STATED EXERCISE:
Search the listing below for "title". Copy each matching line.

LISTED RECORDS:
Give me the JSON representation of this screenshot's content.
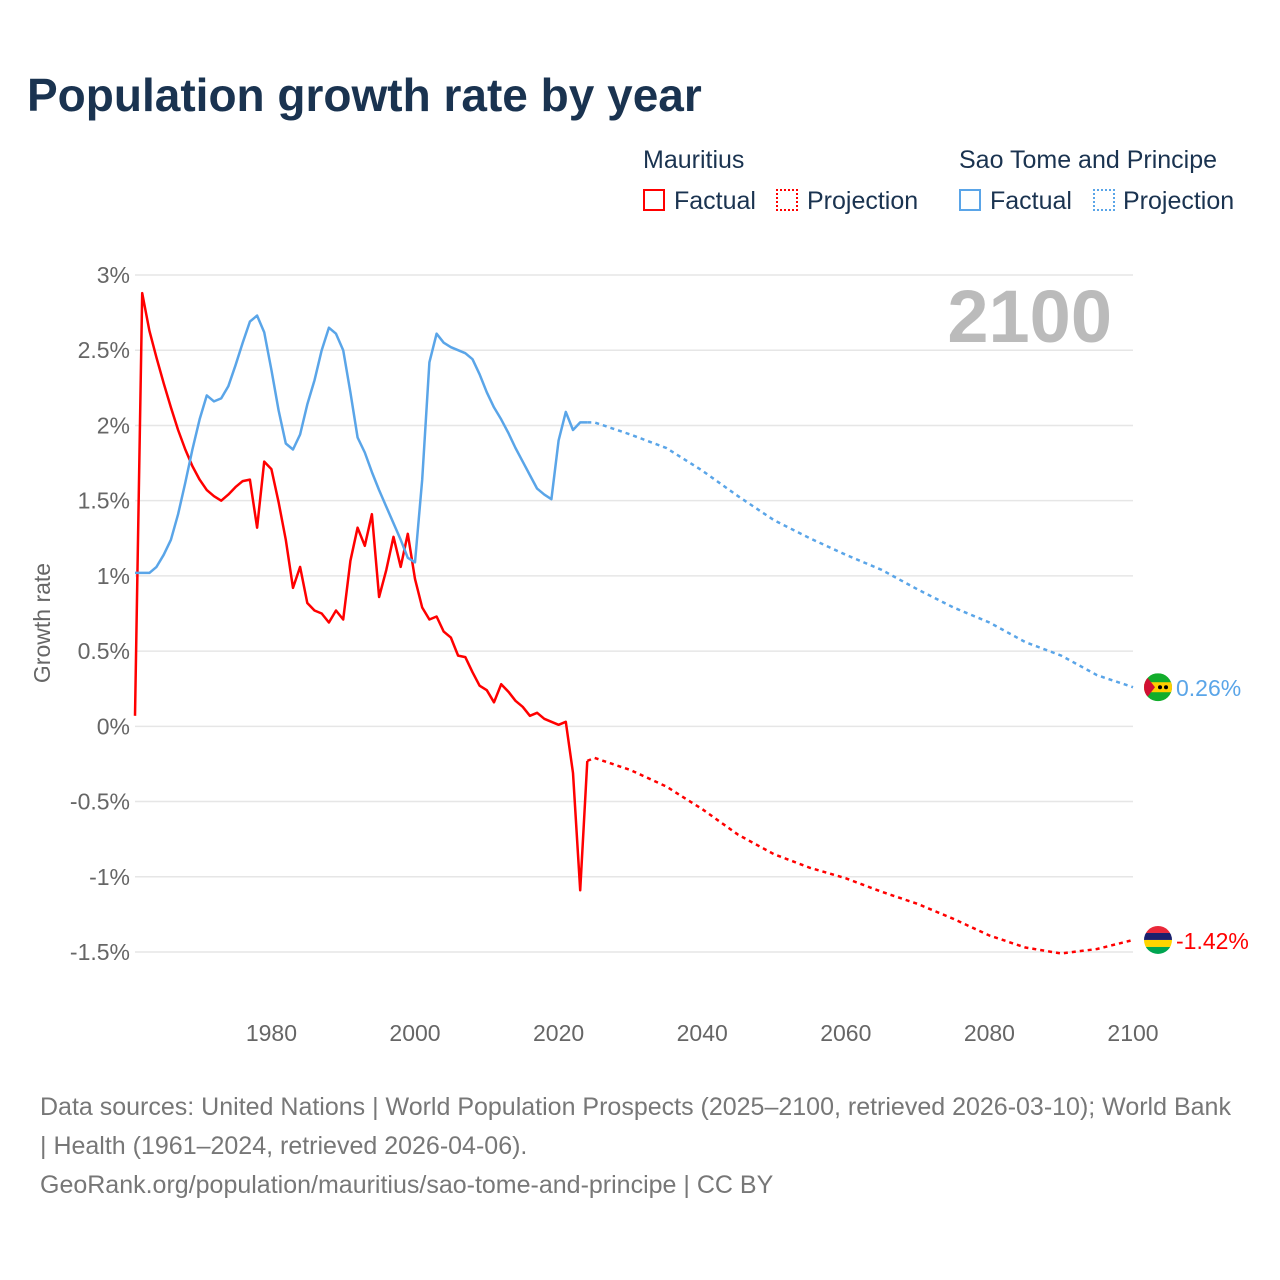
{
  "title": "Population growth rate by year",
  "legend": {
    "groups": [
      {
        "name": "Mauritius",
        "factual": "Factual",
        "projection": "Projection",
        "color": "#ff0000"
      },
      {
        "name": "Sao Tome and Principe",
        "factual": "Factual",
        "projection": "Projection",
        "color": "#5aa5e8"
      }
    ]
  },
  "year_label": "2100",
  "footer": {
    "sources": "Data sources: United Nations | World Population Prospects (2025–2100, retrieved 2026-03-10); World Bank | Health (1961–2024, retrieved 2026-04-06).",
    "link": "GeoRank.org/population/mauritius/sao-tome-and-principe | CC BY"
  },
  "chart_data": {
    "type": "line",
    "title": "Population growth rate by year",
    "xlabel": "",
    "ylabel": "Growth rate",
    "xlim": [
      1961,
      2100
    ],
    "ylim": [
      -1.5,
      3
    ],
    "xticks": [
      1980,
      2000,
      2020,
      2040,
      2060,
      2080,
      2100
    ],
    "yticks": [
      3,
      2.5,
      2,
      1.5,
      1,
      0.5,
      0,
      -0.5,
      -1,
      -1.5
    ],
    "ytick_labels": [
      "3%",
      "2.5%",
      "2%",
      "1.5%",
      "1%",
      "0.5%",
      "0%",
      "-0.5%",
      "-1%",
      "-1.5%"
    ],
    "grid": true,
    "series": [
      {
        "name": "Mauritius",
        "color": "#ff0000",
        "end_label": "-1.42%",
        "factual": {
          "x": [
            1961,
            1962,
            1963,
            1964,
            1965,
            1966,
            1967,
            1968,
            1969,
            1970,
            1971,
            1972,
            1973,
            1974,
            1975,
            1976,
            1977,
            1978,
            1979,
            1980,
            1981,
            1982,
            1983,
            1984,
            1985,
            1986,
            1987,
            1988,
            1989,
            1990,
            1991,
            1992,
            1993,
            1994,
            1995,
            1996,
            1997,
            1998,
            1999,
            2000,
            2001,
            2002,
            2003,
            2004,
            2005,
            2006,
            2007,
            2008,
            2009,
            2010,
            2011,
            2012,
            2013,
            2014,
            2015,
            2016,
            2017,
            2018,
            2019,
            2020,
            2021,
            2022,
            2023,
            2024
          ],
          "y": [
            0.07,
            2.88,
            2.63,
            2.45,
            2.28,
            2.12,
            1.97,
            1.84,
            1.73,
            1.64,
            1.57,
            1.53,
            1.5,
            1.54,
            1.59,
            1.63,
            1.64,
            1.32,
            1.76,
            1.71,
            1.49,
            1.24,
            0.92,
            1.06,
            0.82,
            0.77,
            0.75,
            0.69,
            0.77,
            0.71,
            1.1,
            1.32,
            1.2,
            1.41,
            0.86,
            1.04,
            1.26,
            1.06,
            1.28,
            0.98,
            0.79,
            0.71,
            0.73,
            0.63,
            0.59,
            0.47,
            0.46,
            0.36,
            0.27,
            0.24,
            0.16,
            0.28,
            0.23,
            0.17,
            0.13,
            0.07,
            0.09,
            0.05,
            0.03,
            0.01,
            0.03,
            -0.31,
            -1.09,
            -0.23
          ]
        },
        "projection": {
          "x": [
            2024,
            2025,
            2030,
            2035,
            2040,
            2045,
            2050,
            2055,
            2060,
            2065,
            2070,
            2075,
            2080,
            2085,
            2090,
            2095,
            2100
          ],
          "y": [
            -0.23,
            -0.21,
            -0.29,
            -0.4,
            -0.55,
            -0.72,
            -0.85,
            -0.94,
            -1.01,
            -1.1,
            -1.18,
            -1.28,
            -1.39,
            -1.47,
            -1.51,
            -1.48,
            -1.42
          ]
        }
      },
      {
        "name": "Sao Tome and Principe",
        "color": "#5aa5e8",
        "end_label": "0.26%",
        "factual": {
          "x": [
            1961,
            1962,
            1963,
            1964,
            1965,
            1966,
            1967,
            1968,
            1969,
            1970,
            1971,
            1972,
            1973,
            1974,
            1975,
            1976,
            1977,
            1978,
            1979,
            1980,
            1981,
            1982,
            1983,
            1984,
            1985,
            1986,
            1987,
            1988,
            1989,
            1990,
            1991,
            1992,
            1993,
            1994,
            1995,
            1996,
            1997,
            1998,
            1999,
            2000,
            2001,
            2002,
            2003,
            2004,
            2005,
            2006,
            2007,
            2008,
            2009,
            2010,
            2011,
            2012,
            2013,
            2014,
            2015,
            2016,
            2017,
            2018,
            2019,
            2020,
            2021,
            2022,
            2023,
            2024
          ],
          "y": [
            1.02,
            1.02,
            1.02,
            1.06,
            1.14,
            1.24,
            1.41,
            1.62,
            1.84,
            2.04,
            2.2,
            2.16,
            2.18,
            2.26,
            2.4,
            2.55,
            2.69,
            2.73,
            2.62,
            2.37,
            2.1,
            1.88,
            1.84,
            1.94,
            2.14,
            2.3,
            2.5,
            2.65,
            2.61,
            2.5,
            2.22,
            1.92,
            1.82,
            1.69,
            1.57,
            1.46,
            1.35,
            1.24,
            1.12,
            1.09,
            1.64,
            2.42,
            2.61,
            2.55,
            2.52,
            2.5,
            2.48,
            2.44,
            2.34,
            2.22,
            2.12,
            2.04,
            1.95,
            1.85,
            1.76,
            1.67,
            1.58,
            1.54,
            1.51,
            1.9,
            2.09,
            1.97,
            2.02,
            2.02
          ]
        },
        "projection": {
          "x": [
            2024,
            2025,
            2030,
            2035,
            2040,
            2045,
            2050,
            2055,
            2060,
            2065,
            2070,
            2075,
            2080,
            2085,
            2090,
            2095,
            2100
          ],
          "y": [
            2.02,
            2.02,
            1.94,
            1.85,
            1.7,
            1.53,
            1.37,
            1.25,
            1.14,
            1.04,
            0.91,
            0.79,
            0.69,
            0.56,
            0.47,
            0.34,
            0.26
          ]
        }
      }
    ]
  }
}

PROBLEM SOLUTION:
  "title": "Population growth rate by year",
    "title": "Population growth rate by year",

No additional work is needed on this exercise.